WRITTEN EXERCISE:
Select the lines of the records containing the word "label" and list them.

── DATASET RECORDS ──

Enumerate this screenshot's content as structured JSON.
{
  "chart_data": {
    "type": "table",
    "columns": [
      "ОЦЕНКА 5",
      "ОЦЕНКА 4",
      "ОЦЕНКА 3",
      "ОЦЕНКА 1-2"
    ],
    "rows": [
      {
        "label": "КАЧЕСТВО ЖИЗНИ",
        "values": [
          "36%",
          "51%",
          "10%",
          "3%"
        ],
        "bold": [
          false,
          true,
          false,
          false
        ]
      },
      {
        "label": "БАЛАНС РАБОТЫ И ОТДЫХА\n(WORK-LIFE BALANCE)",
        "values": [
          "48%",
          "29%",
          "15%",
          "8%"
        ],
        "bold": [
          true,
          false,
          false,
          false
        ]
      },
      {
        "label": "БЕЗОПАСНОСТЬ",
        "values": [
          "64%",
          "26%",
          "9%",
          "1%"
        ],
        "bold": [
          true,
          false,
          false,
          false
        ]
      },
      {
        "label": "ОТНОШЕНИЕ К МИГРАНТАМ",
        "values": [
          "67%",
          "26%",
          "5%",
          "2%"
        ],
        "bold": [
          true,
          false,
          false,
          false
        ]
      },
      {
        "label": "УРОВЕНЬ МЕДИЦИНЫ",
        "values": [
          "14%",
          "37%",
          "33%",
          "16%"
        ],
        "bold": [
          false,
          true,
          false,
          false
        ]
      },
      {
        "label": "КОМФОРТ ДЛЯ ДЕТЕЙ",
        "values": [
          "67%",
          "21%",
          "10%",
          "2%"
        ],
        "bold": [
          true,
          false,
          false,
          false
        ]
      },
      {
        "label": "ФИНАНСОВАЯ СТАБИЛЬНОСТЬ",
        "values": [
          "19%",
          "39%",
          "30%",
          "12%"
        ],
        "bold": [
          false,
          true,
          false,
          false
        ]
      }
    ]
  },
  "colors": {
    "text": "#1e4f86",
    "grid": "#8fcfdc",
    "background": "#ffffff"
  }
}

───

REPLY:
        "label": "КАЧЕСТВО ЖИЗНИ",
        "label": "БАЛАНС РАБОТЫ И ОТДЫХА\n(WORK-LIFE BALANCE)",
        "label": "БЕЗОПАСНОСТЬ",
        "label": "ОТНОШЕНИЕ К МИГРАНТАМ",
        "label": "УРОВЕНЬ МЕДИЦИНЫ",
        "label": "КОМФОРТ ДЛЯ ДЕТЕЙ",
        "label": "ФИНАНСОВАЯ СТАБИЛЬНОСТЬ",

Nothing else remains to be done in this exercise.